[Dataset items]
......
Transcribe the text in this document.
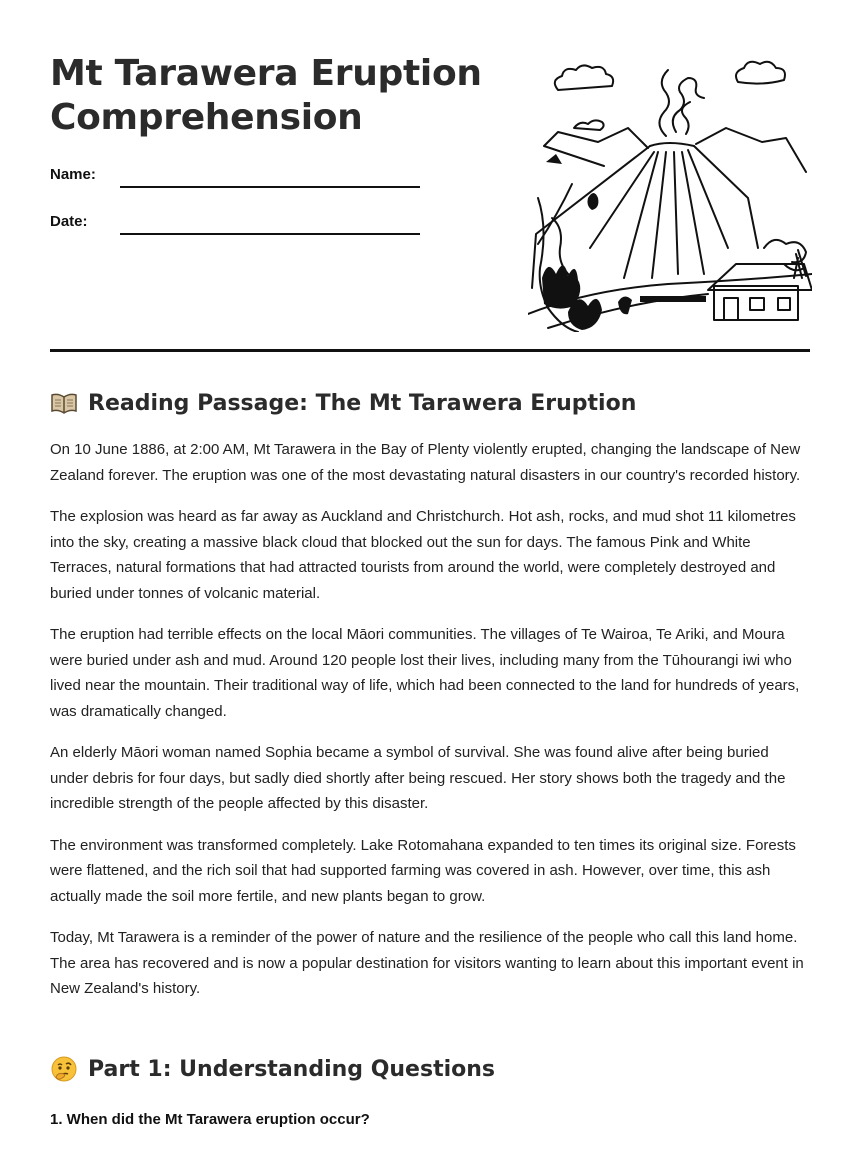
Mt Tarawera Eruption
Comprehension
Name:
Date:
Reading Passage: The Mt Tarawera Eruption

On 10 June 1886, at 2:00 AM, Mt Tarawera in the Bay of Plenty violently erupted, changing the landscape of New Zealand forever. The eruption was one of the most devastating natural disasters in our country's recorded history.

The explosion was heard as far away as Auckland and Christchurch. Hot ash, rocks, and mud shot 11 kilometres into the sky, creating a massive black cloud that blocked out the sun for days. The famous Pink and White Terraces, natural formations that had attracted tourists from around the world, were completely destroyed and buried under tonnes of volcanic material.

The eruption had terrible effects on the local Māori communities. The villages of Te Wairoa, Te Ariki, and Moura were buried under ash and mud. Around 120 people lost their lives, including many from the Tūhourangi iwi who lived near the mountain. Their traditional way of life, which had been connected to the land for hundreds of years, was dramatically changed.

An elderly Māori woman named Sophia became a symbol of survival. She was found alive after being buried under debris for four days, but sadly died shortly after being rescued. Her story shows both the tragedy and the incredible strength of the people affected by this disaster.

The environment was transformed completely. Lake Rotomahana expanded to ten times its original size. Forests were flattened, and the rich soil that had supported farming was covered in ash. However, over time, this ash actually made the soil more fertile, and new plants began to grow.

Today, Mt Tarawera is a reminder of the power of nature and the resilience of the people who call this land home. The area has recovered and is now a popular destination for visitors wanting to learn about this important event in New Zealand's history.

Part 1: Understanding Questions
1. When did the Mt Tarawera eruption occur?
......
## DIRECTIONS FOR THIS TASK
Using the records above, pull out each line where the word "completely" occurs.

## RESULT OF THE TASK
The explosion was heard as far away as Auckland and Christchurch. Hot ash, rocks, and mud shot 11 kilometres into the sky, creating a massive black cloud that blocked out the sun for days. The famous Pink and White Terraces, natural formations that had attracted tourists from around the world, were completely destroyed and buried under tonnes of volcanic material.
The environment was transformed completely. Lake Rotomahana expanded to ten times its original size. Forests were flattened, and the rich soil that had supported farming was covered in ash. However, over time, this ash actually made the soil more fertile, and new plants began to grow.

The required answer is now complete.